* REQUIRED WORK *
Show all lines from the listing below that contain "does".

* RECORDS PROVIDED *
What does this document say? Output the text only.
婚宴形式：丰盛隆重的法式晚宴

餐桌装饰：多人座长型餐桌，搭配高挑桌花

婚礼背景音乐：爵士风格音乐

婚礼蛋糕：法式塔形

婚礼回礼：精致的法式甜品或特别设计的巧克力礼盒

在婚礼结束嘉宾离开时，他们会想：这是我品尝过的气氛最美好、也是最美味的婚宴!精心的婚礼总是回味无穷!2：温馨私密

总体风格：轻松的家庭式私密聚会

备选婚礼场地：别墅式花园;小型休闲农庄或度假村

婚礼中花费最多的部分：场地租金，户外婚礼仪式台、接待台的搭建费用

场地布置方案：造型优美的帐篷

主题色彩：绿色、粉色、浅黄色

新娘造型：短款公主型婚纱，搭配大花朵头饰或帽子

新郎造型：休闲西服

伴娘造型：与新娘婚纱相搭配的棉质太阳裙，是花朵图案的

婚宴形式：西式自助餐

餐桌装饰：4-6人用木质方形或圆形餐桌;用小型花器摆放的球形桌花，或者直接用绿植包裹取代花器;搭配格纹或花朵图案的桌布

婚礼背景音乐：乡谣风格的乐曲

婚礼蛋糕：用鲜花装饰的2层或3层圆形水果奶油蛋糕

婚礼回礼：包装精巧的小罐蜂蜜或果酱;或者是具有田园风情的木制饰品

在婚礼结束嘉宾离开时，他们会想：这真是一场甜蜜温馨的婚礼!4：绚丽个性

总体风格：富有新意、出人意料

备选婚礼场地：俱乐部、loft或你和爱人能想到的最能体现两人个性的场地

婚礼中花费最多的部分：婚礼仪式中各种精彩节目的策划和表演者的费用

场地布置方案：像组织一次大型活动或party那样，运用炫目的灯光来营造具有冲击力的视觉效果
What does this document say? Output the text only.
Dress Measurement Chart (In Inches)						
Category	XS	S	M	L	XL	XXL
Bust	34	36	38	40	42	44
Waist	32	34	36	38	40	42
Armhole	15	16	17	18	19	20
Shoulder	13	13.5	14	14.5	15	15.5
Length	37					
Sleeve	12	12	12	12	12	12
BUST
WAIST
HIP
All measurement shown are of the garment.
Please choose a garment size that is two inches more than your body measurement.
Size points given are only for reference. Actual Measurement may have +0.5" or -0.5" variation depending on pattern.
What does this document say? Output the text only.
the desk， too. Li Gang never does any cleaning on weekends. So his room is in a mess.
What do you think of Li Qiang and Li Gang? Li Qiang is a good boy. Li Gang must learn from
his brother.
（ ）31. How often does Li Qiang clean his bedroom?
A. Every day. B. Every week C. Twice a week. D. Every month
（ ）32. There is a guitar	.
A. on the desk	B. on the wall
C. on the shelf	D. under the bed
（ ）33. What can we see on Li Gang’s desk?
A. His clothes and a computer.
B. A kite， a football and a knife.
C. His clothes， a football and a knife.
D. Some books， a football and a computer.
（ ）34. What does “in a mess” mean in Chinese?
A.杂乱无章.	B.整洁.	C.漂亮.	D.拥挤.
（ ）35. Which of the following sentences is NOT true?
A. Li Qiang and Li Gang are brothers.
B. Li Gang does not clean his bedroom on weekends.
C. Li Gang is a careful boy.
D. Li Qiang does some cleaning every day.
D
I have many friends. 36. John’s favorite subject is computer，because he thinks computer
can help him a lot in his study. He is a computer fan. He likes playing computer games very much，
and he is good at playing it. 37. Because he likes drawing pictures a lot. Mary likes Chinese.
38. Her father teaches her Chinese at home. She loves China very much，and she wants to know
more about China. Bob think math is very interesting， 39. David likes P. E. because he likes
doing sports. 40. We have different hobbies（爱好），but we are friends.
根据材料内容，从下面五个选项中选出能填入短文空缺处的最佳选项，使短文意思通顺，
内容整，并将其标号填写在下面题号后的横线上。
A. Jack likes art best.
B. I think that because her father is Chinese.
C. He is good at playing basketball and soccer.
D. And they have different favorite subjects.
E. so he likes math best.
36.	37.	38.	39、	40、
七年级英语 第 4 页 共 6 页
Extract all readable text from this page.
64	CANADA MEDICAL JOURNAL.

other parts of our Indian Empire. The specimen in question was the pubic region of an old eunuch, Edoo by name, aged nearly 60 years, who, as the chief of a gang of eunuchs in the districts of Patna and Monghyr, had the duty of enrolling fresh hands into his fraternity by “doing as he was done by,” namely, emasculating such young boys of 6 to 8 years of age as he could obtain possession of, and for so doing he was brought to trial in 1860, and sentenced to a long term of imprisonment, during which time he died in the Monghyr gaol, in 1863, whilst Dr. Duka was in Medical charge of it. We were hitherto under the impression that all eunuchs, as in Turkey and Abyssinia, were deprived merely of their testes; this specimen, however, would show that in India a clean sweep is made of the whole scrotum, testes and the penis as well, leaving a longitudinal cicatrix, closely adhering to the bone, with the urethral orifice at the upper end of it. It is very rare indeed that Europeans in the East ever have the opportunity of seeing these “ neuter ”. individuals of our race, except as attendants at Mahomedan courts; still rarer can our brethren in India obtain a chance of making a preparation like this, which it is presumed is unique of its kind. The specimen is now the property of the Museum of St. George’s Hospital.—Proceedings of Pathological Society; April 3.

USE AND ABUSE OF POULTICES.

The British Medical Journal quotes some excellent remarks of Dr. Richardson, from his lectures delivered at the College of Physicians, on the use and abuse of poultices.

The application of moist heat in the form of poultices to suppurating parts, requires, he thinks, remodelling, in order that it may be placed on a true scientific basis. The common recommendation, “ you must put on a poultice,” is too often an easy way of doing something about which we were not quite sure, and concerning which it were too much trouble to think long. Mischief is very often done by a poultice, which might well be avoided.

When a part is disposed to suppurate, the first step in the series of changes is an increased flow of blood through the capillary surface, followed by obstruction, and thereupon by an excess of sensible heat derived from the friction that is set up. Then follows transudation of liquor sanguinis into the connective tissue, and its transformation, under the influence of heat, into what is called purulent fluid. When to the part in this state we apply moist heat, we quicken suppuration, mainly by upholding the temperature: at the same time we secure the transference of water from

* REPLY *
What does this document say? Output the text only.
What does this document say? Output the text only.
What does this document say? Output the text only.
the desk， too. Li Gang never does any cleaning on weekends. So his room is in a mess.
（ ）31. How often does Li Qiang clean his bedroom?
（ ）34. What does “in a mess” mean in Chinese?
B. Li Gang does not clean his bedroom on weekends.
D. Li Qiang does some cleaning every day.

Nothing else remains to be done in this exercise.